→ EXERCISE INSTRUCTIONS: Find and return each line containing "Mannae".

→ Data records:

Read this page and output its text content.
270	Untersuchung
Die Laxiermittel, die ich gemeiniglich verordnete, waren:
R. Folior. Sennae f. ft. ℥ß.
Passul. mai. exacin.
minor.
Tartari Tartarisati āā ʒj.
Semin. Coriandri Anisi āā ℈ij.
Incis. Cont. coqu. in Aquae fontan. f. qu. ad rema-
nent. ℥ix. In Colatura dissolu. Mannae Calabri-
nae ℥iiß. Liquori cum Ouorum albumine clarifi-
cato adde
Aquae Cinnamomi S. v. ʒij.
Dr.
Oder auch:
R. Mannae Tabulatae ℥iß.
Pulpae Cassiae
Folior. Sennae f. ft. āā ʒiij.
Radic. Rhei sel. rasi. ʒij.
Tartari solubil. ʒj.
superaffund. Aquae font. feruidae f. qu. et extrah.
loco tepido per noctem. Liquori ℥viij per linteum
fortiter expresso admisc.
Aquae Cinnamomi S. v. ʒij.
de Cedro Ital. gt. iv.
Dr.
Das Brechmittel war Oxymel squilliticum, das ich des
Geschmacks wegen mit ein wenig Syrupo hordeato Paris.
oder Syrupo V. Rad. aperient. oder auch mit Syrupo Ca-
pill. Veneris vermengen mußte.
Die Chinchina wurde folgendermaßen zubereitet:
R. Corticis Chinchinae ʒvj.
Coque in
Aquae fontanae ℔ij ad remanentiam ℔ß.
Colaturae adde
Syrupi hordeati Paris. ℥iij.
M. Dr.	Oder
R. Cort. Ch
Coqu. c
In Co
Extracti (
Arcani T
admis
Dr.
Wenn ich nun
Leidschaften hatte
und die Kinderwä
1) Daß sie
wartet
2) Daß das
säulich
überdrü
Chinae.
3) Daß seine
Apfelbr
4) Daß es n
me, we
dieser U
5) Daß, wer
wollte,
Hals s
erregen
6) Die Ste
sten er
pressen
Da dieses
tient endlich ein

→ TASK RESPONSE:
nent. ℥ix. In Colatura dissolu. Mannae Calabri-
R. Mannae Tabulatae ℥iß.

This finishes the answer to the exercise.